### Requirements
Please repeat the entries below with "scale-swatch" swapped for "color-swatch" throughout, leaving everything else unchanged.

### Data in this exercise
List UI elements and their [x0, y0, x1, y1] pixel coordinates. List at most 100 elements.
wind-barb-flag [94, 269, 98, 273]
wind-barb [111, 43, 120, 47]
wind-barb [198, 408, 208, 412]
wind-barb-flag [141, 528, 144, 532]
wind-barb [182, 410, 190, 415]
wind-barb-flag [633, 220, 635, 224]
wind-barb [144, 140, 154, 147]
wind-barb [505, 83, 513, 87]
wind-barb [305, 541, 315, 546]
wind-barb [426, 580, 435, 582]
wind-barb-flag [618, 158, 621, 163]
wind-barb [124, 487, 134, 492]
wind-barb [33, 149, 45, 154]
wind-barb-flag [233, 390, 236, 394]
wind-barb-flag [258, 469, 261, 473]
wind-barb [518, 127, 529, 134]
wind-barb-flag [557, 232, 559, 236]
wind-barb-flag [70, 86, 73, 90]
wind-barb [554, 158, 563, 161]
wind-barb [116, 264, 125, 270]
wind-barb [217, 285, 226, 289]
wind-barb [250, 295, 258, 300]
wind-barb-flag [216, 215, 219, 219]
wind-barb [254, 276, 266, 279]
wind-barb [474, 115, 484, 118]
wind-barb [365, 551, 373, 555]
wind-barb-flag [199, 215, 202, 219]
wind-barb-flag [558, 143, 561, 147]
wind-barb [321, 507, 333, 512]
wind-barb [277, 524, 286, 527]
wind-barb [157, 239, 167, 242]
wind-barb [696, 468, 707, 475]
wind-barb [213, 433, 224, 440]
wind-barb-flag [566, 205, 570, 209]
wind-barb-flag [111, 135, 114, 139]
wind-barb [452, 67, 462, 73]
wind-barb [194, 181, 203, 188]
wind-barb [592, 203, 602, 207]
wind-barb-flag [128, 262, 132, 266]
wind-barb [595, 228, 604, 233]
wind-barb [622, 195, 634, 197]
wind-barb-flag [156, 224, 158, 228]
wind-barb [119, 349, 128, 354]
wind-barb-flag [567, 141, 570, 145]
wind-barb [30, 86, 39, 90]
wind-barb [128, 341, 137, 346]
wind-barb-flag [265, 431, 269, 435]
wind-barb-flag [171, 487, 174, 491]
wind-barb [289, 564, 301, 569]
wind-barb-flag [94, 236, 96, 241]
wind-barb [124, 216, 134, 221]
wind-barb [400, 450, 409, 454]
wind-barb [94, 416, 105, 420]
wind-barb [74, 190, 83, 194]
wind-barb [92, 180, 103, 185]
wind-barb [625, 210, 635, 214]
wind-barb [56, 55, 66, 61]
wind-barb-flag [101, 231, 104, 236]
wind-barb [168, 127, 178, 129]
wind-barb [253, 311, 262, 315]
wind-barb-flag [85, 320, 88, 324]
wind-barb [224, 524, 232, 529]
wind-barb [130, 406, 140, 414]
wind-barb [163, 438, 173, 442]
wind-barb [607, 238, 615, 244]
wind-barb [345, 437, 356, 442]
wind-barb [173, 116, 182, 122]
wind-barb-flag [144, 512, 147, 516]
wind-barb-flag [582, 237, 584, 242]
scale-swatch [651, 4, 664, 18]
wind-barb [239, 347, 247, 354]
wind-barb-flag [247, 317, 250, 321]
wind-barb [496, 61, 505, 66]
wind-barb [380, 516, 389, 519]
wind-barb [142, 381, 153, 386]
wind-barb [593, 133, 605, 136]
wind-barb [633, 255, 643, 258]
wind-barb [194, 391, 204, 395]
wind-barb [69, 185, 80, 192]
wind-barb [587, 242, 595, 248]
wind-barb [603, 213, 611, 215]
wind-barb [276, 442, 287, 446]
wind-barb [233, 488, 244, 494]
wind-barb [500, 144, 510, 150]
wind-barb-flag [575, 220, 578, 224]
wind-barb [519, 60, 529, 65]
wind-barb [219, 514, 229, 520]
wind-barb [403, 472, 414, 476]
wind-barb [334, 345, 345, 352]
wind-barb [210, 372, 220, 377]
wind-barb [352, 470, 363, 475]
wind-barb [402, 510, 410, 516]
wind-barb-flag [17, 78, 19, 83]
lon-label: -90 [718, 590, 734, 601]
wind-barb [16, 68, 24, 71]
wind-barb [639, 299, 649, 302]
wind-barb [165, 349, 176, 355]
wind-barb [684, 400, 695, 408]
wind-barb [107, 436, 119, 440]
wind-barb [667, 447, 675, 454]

### Answer to the exercise
List UI elements and their [x0, y0, x1, y1] pixel coordinates. List at most 100 elements.
wind-barb-flag [94, 269, 98, 273]
wind-barb [111, 43, 120, 47]
wind-barb [198, 408, 208, 412]
wind-barb-flag [141, 528, 144, 532]
wind-barb [182, 410, 190, 415]
wind-barb-flag [633, 220, 635, 224]
wind-barb [144, 140, 154, 147]
wind-barb [505, 83, 513, 87]
wind-barb [305, 541, 315, 546]
wind-barb [426, 580, 435, 582]
wind-barb-flag [618, 158, 621, 163]
wind-barb [124, 487, 134, 492]
wind-barb [33, 149, 45, 154]
wind-barb-flag [233, 390, 236, 394]
wind-barb-flag [258, 469, 261, 473]
wind-barb [518, 127, 529, 134]
wind-barb-flag [557, 232, 559, 236]
wind-barb-flag [70, 86, 73, 90]
wind-barb [554, 158, 563, 161]
wind-barb [116, 264, 125, 270]
wind-barb [217, 285, 226, 289]
wind-barb [250, 295, 258, 300]
wind-barb-flag [216, 215, 219, 219]
wind-barb [254, 276, 266, 279]
wind-barb [474, 115, 484, 118]
wind-barb [365, 551, 373, 555]
wind-barb-flag [199, 215, 202, 219]
wind-barb-flag [558, 143, 561, 147]
wind-barb [321, 507, 333, 512]
wind-barb [277, 524, 286, 527]
wind-barb [157, 239, 167, 242]
wind-barb [696, 468, 707, 475]
wind-barb [213, 433, 224, 440]
wind-barb-flag [566, 205, 570, 209]
wind-barb-flag [111, 135, 114, 139]
wind-barb [452, 67, 462, 73]
wind-barb [194, 181, 203, 188]
wind-barb [592, 203, 602, 207]
wind-barb-flag [128, 262, 132, 266]
wind-barb [595, 228, 604, 233]
wind-barb [622, 195, 634, 197]
wind-barb-flag [156, 224, 158, 228]
wind-barb [119, 349, 128, 354]
wind-barb-flag [567, 141, 570, 145]
wind-barb [30, 86, 39, 90]
wind-barb [128, 341, 137, 346]
wind-barb-flag [265, 431, 269, 435]
wind-barb-flag [171, 487, 174, 491]
wind-barb [289, 564, 301, 569]
wind-barb-flag [94, 236, 96, 241]
wind-barb [124, 216, 134, 221]
wind-barb [400, 450, 409, 454]
wind-barb [94, 416, 105, 420]
wind-barb [74, 190, 83, 194]
wind-barb [92, 180, 103, 185]
wind-barb [625, 210, 635, 214]
wind-barb [56, 55, 66, 61]
wind-barb-flag [101, 231, 104, 236]
wind-barb [168, 127, 178, 129]
wind-barb [253, 311, 262, 315]
wind-barb-flag [85, 320, 88, 324]
wind-barb [224, 524, 232, 529]
wind-barb [130, 406, 140, 414]
wind-barb [163, 438, 173, 442]
wind-barb [607, 238, 615, 244]
wind-barb [345, 437, 356, 442]
wind-barb [173, 116, 182, 122]
wind-barb-flag [144, 512, 147, 516]
wind-barb-flag [582, 237, 584, 242]
color-swatch [651, 4, 664, 18]
wind-barb [239, 347, 247, 354]
wind-barb-flag [247, 317, 250, 321]
wind-barb [496, 61, 505, 66]
wind-barb [380, 516, 389, 519]
wind-barb [142, 381, 153, 386]
wind-barb [593, 133, 605, 136]
wind-barb [633, 255, 643, 258]
wind-barb [194, 391, 204, 395]
wind-barb [69, 185, 80, 192]
wind-barb [587, 242, 595, 248]
wind-barb [603, 213, 611, 215]
wind-barb [276, 442, 287, 446]
wind-barb [233, 488, 244, 494]
wind-barb [500, 144, 510, 150]
wind-barb-flag [575, 220, 578, 224]
wind-barb [519, 60, 529, 65]
wind-barb [219, 514, 229, 520]
wind-barb [403, 472, 414, 476]
wind-barb [334, 345, 345, 352]
wind-barb [210, 372, 220, 377]
wind-barb [352, 470, 363, 475]
wind-barb [402, 510, 410, 516]
wind-barb-flag [17, 78, 19, 83]
lon-label: -90 [718, 590, 734, 601]
wind-barb [16, 68, 24, 71]
wind-barb [639, 299, 649, 302]
wind-barb [165, 349, 176, 355]
wind-barb [684, 400, 695, 408]
wind-barb [107, 436, 119, 440]
wind-barb [667, 447, 675, 454]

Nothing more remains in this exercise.